# JOB:
Find the word "Monitoring" in the records below. List each line containing it.

# TASK INPUTS:
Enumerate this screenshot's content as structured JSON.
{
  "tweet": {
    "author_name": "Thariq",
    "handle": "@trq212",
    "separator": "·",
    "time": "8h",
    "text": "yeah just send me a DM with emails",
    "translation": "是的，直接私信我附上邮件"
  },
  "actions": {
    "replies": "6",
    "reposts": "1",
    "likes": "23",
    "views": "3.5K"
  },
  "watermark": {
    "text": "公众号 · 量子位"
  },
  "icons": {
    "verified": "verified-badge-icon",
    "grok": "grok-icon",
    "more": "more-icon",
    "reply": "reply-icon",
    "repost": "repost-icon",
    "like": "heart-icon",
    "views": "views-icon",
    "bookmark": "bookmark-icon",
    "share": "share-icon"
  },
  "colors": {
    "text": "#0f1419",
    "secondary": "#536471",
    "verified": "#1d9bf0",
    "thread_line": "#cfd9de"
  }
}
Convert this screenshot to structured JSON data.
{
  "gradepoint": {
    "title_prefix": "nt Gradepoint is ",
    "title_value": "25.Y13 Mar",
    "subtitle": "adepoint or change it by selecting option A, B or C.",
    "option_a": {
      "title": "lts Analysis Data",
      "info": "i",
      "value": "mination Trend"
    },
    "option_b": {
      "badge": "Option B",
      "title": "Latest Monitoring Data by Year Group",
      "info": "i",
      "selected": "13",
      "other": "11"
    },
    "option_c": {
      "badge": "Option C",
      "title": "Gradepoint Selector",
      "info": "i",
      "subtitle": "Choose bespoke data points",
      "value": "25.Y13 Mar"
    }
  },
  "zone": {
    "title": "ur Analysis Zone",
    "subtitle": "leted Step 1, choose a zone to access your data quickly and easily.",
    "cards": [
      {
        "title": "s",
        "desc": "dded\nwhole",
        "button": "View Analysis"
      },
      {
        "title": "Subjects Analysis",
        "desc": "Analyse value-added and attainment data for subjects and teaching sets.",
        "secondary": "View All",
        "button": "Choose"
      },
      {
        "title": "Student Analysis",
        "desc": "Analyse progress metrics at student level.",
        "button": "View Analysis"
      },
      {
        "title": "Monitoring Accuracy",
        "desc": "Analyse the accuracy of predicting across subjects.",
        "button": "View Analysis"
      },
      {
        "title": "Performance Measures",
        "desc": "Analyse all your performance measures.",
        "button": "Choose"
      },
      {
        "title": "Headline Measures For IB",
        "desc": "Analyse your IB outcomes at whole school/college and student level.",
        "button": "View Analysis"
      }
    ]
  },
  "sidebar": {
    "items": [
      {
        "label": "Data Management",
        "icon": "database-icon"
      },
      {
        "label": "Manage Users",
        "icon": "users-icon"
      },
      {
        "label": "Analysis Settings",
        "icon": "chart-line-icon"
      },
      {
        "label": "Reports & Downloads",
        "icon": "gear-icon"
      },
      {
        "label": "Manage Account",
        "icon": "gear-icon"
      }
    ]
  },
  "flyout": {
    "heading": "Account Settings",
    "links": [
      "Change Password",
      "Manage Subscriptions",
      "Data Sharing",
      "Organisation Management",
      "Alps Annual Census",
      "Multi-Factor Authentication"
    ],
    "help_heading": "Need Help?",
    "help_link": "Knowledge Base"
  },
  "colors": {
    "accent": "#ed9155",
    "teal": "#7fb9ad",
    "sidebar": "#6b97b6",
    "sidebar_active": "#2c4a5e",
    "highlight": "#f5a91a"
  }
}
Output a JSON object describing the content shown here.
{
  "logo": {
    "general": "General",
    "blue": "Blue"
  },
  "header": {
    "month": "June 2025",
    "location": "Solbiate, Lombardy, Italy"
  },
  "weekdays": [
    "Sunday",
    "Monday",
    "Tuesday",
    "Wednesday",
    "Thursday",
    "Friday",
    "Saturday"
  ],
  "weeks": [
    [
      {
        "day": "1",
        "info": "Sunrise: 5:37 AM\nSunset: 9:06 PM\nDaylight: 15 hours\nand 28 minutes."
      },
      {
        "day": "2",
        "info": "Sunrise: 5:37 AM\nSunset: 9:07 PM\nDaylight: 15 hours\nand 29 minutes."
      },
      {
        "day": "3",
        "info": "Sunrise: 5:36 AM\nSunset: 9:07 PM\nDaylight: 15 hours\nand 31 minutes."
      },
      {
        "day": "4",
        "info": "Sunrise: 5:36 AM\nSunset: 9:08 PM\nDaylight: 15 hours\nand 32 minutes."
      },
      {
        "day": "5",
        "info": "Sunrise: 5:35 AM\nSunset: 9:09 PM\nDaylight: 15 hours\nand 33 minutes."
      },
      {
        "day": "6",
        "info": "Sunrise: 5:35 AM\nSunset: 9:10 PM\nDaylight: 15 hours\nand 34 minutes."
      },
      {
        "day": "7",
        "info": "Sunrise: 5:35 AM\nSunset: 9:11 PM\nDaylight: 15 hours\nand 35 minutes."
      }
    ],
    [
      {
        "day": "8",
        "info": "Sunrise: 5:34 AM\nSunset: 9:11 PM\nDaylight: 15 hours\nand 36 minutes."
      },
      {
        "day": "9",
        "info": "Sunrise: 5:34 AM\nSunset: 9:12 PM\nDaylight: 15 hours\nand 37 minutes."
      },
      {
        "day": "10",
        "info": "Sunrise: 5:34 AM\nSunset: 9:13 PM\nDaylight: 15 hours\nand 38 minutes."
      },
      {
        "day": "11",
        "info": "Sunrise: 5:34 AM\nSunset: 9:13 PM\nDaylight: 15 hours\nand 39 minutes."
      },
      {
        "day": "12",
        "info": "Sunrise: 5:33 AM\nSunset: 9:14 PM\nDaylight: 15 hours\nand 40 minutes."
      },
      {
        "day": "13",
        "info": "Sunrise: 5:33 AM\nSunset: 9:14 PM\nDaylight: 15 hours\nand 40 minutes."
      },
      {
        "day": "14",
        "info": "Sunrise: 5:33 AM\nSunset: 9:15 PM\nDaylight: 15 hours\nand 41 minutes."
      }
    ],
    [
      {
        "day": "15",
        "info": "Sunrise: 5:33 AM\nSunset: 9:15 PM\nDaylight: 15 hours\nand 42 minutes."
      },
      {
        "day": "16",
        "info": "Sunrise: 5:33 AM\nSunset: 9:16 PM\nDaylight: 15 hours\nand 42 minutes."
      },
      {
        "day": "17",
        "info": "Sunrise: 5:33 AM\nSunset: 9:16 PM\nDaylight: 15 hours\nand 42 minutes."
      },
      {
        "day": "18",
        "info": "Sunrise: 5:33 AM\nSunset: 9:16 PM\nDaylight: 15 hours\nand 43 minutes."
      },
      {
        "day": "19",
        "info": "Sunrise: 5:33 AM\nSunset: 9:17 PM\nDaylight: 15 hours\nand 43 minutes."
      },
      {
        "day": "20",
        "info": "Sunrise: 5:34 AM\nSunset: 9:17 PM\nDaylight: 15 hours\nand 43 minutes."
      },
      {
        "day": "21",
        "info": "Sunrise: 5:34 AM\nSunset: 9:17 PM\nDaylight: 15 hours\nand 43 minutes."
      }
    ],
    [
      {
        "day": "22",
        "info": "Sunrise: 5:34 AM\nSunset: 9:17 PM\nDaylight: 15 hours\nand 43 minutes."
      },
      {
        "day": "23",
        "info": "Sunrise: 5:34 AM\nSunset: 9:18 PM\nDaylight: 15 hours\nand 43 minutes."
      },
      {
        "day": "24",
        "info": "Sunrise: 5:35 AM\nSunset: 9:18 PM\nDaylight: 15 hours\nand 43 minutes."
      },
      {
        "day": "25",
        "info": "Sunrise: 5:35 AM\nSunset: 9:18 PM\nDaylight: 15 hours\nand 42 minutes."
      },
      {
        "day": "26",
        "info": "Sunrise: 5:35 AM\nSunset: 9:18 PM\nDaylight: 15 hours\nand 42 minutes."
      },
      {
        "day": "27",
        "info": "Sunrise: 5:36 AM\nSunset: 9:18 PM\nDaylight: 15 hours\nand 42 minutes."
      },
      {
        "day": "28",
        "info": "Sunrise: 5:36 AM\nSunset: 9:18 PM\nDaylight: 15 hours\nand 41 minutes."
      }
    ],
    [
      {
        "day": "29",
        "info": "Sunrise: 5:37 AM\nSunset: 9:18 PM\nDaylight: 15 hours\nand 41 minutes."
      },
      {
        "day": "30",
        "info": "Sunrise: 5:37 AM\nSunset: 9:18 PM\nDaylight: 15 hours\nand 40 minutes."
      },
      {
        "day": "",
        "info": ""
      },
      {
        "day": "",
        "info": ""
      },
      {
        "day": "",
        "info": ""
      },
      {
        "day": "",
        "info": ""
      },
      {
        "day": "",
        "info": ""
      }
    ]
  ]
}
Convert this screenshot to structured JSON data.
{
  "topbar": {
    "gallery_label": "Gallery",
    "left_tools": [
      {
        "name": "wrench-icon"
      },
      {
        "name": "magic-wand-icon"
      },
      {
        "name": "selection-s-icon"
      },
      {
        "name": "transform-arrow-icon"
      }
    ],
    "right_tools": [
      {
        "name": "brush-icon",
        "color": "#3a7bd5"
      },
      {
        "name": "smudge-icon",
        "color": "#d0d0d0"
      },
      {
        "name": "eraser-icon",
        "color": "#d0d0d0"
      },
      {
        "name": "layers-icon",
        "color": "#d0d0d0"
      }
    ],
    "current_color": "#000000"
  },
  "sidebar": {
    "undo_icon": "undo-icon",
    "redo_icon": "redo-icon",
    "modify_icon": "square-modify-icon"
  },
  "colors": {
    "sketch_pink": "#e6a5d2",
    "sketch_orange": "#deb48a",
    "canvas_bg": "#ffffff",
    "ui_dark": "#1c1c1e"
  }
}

# ANSWER IN FULL:
      "title": "Latest Monitoring Data by Year Group",
        "title": "Monitoring Accuracy",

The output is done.